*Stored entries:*
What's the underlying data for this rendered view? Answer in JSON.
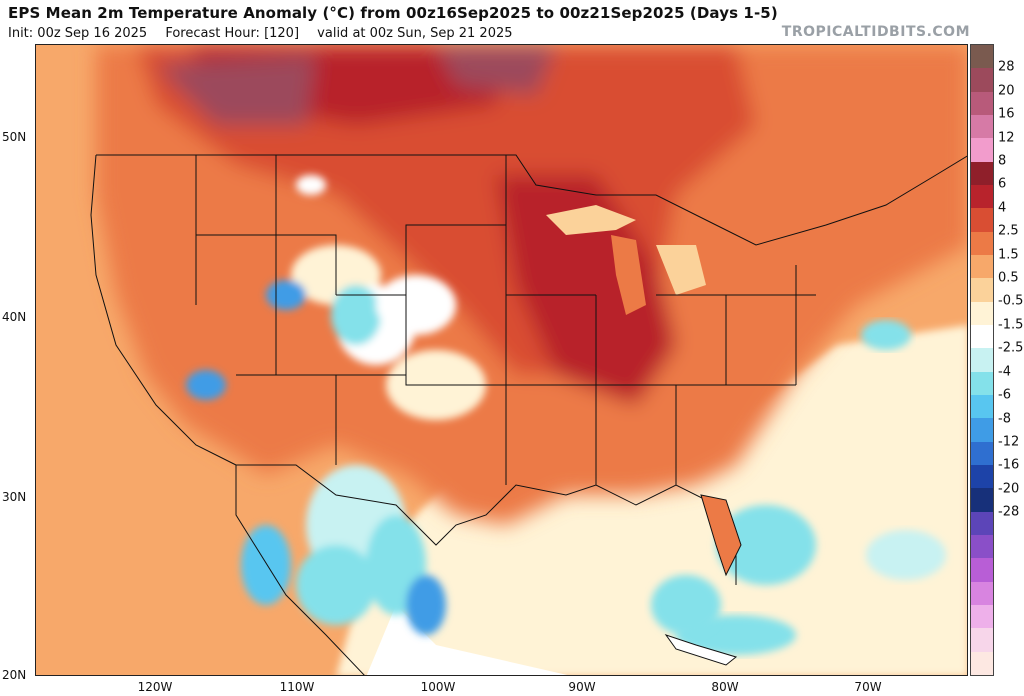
{
  "header": {
    "title": "EPS Mean 2m Temperature Anomaly (°C) from 00z16Sep2025 to 00z21Sep2025 (Days 1-5)",
    "init": "Init: 00z Sep 16 2025",
    "forecast_hour": "Forecast Hour: [120]",
    "valid": "valid at 00z Sun, Sep 21 2025"
  },
  "brand": "TROPICALTIDBITS.COM",
  "axes": {
    "lat_labels": [
      "50N",
      "40N",
      "30N",
      "20N"
    ],
    "lon_labels": [
      "120W",
      "110W",
      "100W",
      "90W",
      "80W",
      "70W"
    ]
  },
  "colorbar": {
    "labels": [
      "28",
      "20",
      "16",
      "12",
      "8",
      "6",
      "4",
      "2.5",
      "1.5",
      "0.5",
      "-0.5",
      "-1.5",
      "-2.5",
      "-4",
      "-6",
      "-8",
      "-12",
      "-16",
      "-20",
      "-28"
    ],
    "colors": [
      "#7a5a4f",
      "#9c4a5c",
      "#b85a7a",
      "#d67aa6",
      "#f29ccc",
      "#8f1f2a",
      "#b8232c",
      "#d94e33",
      "#ec7a46",
      "#f7a86a",
      "#fbd29a",
      "#fff3d6",
      "#ffffff",
      "#c8f2f2",
      "#84e1ea",
      "#58c6f0",
      "#3f9ce6",
      "#2f6fd0",
      "#1d43a8",
      "#17307a",
      "#5c45b8",
      "#8a4fc8",
      "#b85ed6",
      "#d884e0",
      "#eeb0ea",
      "#f7d6ea",
      "#fde8e2"
    ]
  },
  "map": {
    "region": "Contiguous United States, northern Mexico and southern Canada",
    "colors": {
      "ocean_warm": "#fbd29a",
      "land_warm": "#ec7a46",
      "land_hot": "#d94e33",
      "land_very_hot": "#b8232c",
      "canada_hot": "#9c4a5c",
      "neutral": "#ffffff",
      "cool": "#84e1ea",
      "cold": "#3f9ce6",
      "border": "#111111"
    }
  }
}
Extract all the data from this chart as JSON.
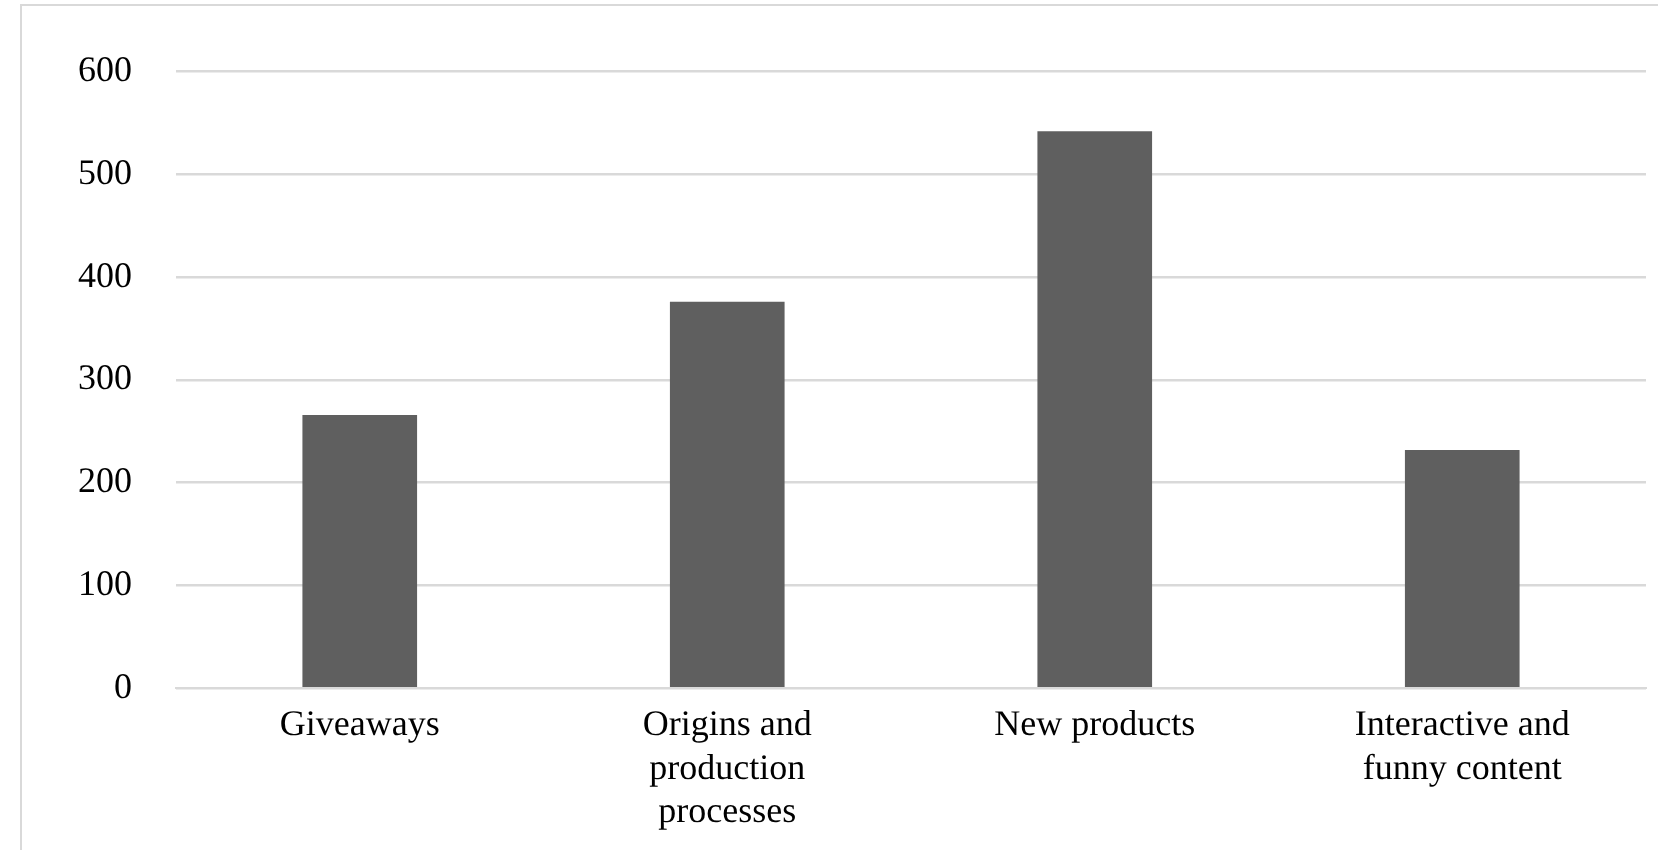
{
  "chart_data": {
    "type": "bar",
    "categories": [
      "Giveaways",
      "Origins and production processes",
      "New products",
      "Interactive and funny content"
    ],
    "values": [
      266,
      376,
      542,
      232
    ],
    "color": "#5f5f5f",
    "ylim": [
      0,
      600
    ],
    "yticks": [
      0,
      100,
      200,
      300,
      400,
      500,
      600
    ],
    "grid": "y"
  }
}
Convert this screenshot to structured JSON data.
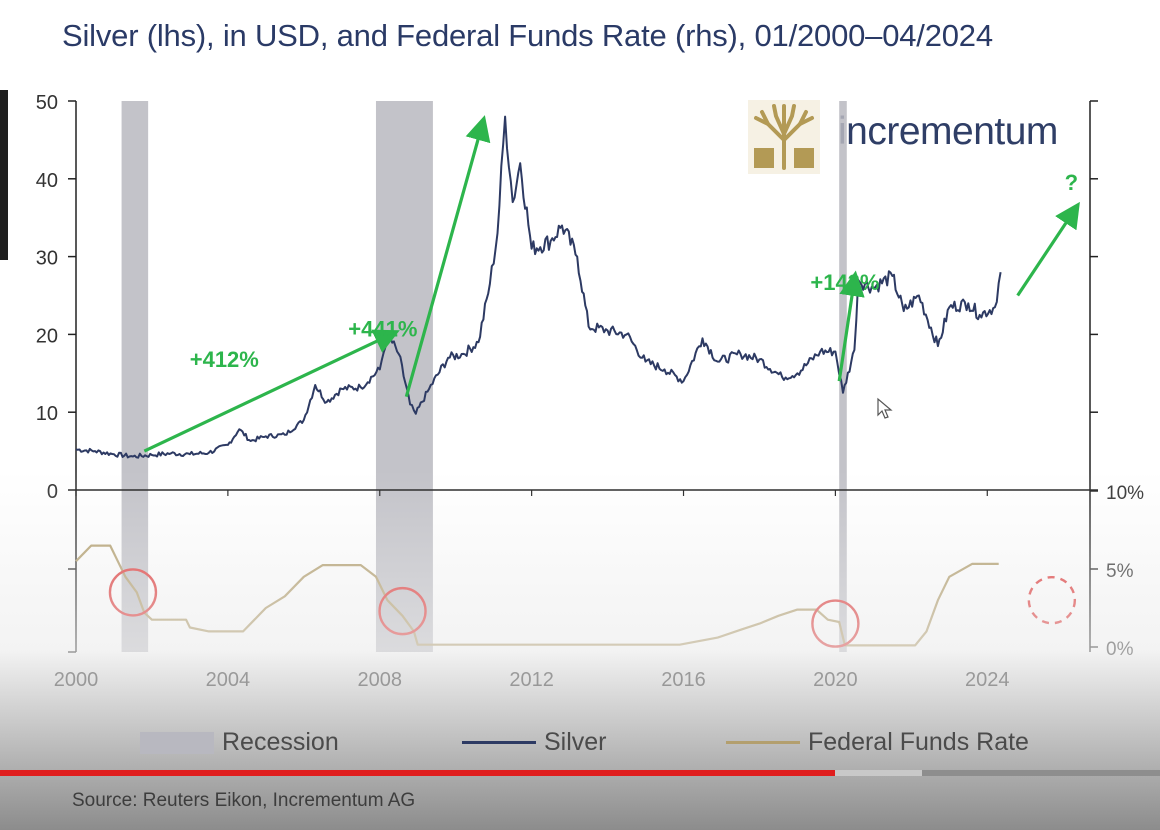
{
  "title": "Silver (lhs), in USD, and Federal Funds Rate (rhs), 01/2000–04/2024",
  "source": "Source: Reuters Eikon, Incrementum AG",
  "logo": {
    "text": "incrementum",
    "icon": "tree-logo-icon"
  },
  "legend": {
    "recession": "Recession",
    "silver": "Silver",
    "fed": "Federal Funds Rate"
  },
  "colors": {
    "title": "#2a3a66",
    "silver": "#2d3a63",
    "fed": "#b39f6e",
    "recession": "#b8b8c0",
    "arrow": "#2db54c",
    "circle": "#e03b3b",
    "progress_played": "#e01e1e"
  },
  "annotations": [
    {
      "text": "+412%",
      "from": [
        2001.8,
        5
      ],
      "to": [
        2008.3,
        20
      ]
    },
    {
      "text": "+441%",
      "from": [
        2008.7,
        12
      ],
      "to": [
        2010.7,
        47
      ]
    },
    {
      "text": "+143%",
      "from": [
        2020.1,
        14
      ],
      "to": [
        2020.5,
        27
      ]
    },
    {
      "text": "?",
      "from": [
        2024.8,
        25
      ],
      "to": [
        2026.3,
        36
      ]
    }
  ],
  "circles": [
    {
      "x": 2001.5,
      "y": 3.5,
      "dashed": false
    },
    {
      "x": 2008.6,
      "y": 2.3,
      "dashed": false
    },
    {
      "x": 2020.0,
      "y": 1.5,
      "dashed": false
    },
    {
      "x": 2025.7,
      "y": 3.0,
      "dashed": true
    }
  ],
  "progress": {
    "played": 0.72,
    "buffered_to": 0.795
  },
  "chart_data": {
    "type": "line",
    "x_ticks": [
      "2000",
      "2004",
      "2008",
      "2012",
      "2016",
      "2020",
      "2024"
    ],
    "xlim": [
      2000,
      2026.6
    ],
    "silver_axis": {
      "ylim": [
        0,
        50
      ],
      "ticks": [
        "0",
        "10",
        "20",
        "30",
        "40",
        "50"
      ]
    },
    "fed_axis": {
      "ylim": [
        0,
        10
      ],
      "ticks": [
        "0%",
        "5%",
        "10%"
      ]
    },
    "recessions": [
      [
        2001.2,
        2001.9
      ],
      [
        2007.9,
        2009.4
      ],
      [
        2020.1,
        2020.3
      ]
    ],
    "series": [
      {
        "name": "Silver",
        "axis": "left",
        "points": [
          [
            2000.0,
            5.2
          ],
          [
            2000.5,
            5.0
          ],
          [
            2001.0,
            4.6
          ],
          [
            2001.5,
            4.3
          ],
          [
            2002.0,
            4.5
          ],
          [
            2002.5,
            4.7
          ],
          [
            2003.0,
            4.6
          ],
          [
            2003.5,
            4.8
          ],
          [
            2004.0,
            5.8
          ],
          [
            2004.3,
            7.8
          ],
          [
            2004.6,
            6.3
          ],
          [
            2005.0,
            6.9
          ],
          [
            2005.5,
            7.1
          ],
          [
            2006.0,
            9.0
          ],
          [
            2006.3,
            13.5
          ],
          [
            2006.6,
            11.3
          ],
          [
            2007.0,
            13.0
          ],
          [
            2007.5,
            13.2
          ],
          [
            2008.0,
            15.5
          ],
          [
            2008.2,
            20.0
          ],
          [
            2008.5,
            17.5
          ],
          [
            2008.8,
            11.0
          ],
          [
            2008.95,
            9.8
          ],
          [
            2009.3,
            13.0
          ],
          [
            2009.8,
            17.0
          ],
          [
            2010.2,
            17.5
          ],
          [
            2010.6,
            19.0
          ],
          [
            2010.9,
            26.5
          ],
          [
            2011.1,
            33.0
          ],
          [
            2011.3,
            48.0
          ],
          [
            2011.5,
            37.0
          ],
          [
            2011.7,
            42.0
          ],
          [
            2012.0,
            31.0
          ],
          [
            2012.5,
            32.0
          ],
          [
            2012.8,
            34.0
          ],
          [
            2013.2,
            30.0
          ],
          [
            2013.5,
            21.0
          ],
          [
            2014.0,
            20.5
          ],
          [
            2014.5,
            20.0
          ],
          [
            2015.0,
            16.5
          ],
          [
            2015.5,
            15.5
          ],
          [
            2016.0,
            14.0
          ],
          [
            2016.5,
            19.5
          ],
          [
            2016.9,
            16.5
          ],
          [
            2017.5,
            17.5
          ],
          [
            2018.0,
            16.8
          ],
          [
            2018.6,
            14.5
          ],
          [
            2019.0,
            15.0
          ],
          [
            2019.6,
            17.8
          ],
          [
            2020.0,
            17.8
          ],
          [
            2020.2,
            12.5
          ],
          [
            2020.5,
            18.0
          ],
          [
            2020.6,
            27.0
          ],
          [
            2021.0,
            26.0
          ],
          [
            2021.5,
            27.5
          ],
          [
            2021.8,
            23.0
          ],
          [
            2022.2,
            25.0
          ],
          [
            2022.7,
            18.5
          ],
          [
            2023.0,
            23.5
          ],
          [
            2023.5,
            24.0
          ],
          [
            2023.8,
            22.5
          ],
          [
            2024.2,
            23.5
          ],
          [
            2024.35,
            28.0
          ]
        ]
      },
      {
        "name": "Federal Funds Rate",
        "axis": "right",
        "points": [
          [
            2000.0,
            5.5
          ],
          [
            2000.4,
            6.5
          ],
          [
            2000.9,
            6.5
          ],
          [
            2001.1,
            5.5
          ],
          [
            2001.3,
            4.5
          ],
          [
            2001.6,
            3.5
          ],
          [
            2001.8,
            2.2
          ],
          [
            2002.0,
            1.75
          ],
          [
            2002.9,
            1.75
          ],
          [
            2003.0,
            1.25
          ],
          [
            2003.5,
            1.0
          ],
          [
            2004.4,
            1.0
          ],
          [
            2005.0,
            2.5
          ],
          [
            2005.5,
            3.25
          ],
          [
            2006.0,
            4.5
          ],
          [
            2006.5,
            5.25
          ],
          [
            2007.5,
            5.25
          ],
          [
            2007.9,
            4.5
          ],
          [
            2008.2,
            3.0
          ],
          [
            2008.6,
            2.0
          ],
          [
            2008.9,
            1.0
          ],
          [
            2009.0,
            0.15
          ],
          [
            2015.9,
            0.15
          ],
          [
            2016.9,
            0.6
          ],
          [
            2017.5,
            1.1
          ],
          [
            2018.0,
            1.5
          ],
          [
            2018.5,
            2.0
          ],
          [
            2019.0,
            2.4
          ],
          [
            2019.5,
            2.4
          ],
          [
            2019.8,
            1.75
          ],
          [
            2020.1,
            1.6
          ],
          [
            2020.25,
            0.1
          ],
          [
            2022.1,
            0.1
          ],
          [
            2022.4,
            1.0
          ],
          [
            2022.7,
            3.0
          ],
          [
            2023.0,
            4.5
          ],
          [
            2023.6,
            5.33
          ],
          [
            2024.3,
            5.33
          ]
        ]
      }
    ]
  }
}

*Your task:*
Where a line in the material contains "name", copy that line.

*Response to the exercise:*
        "name": "Silver",
        "name": "Federal Funds Rate",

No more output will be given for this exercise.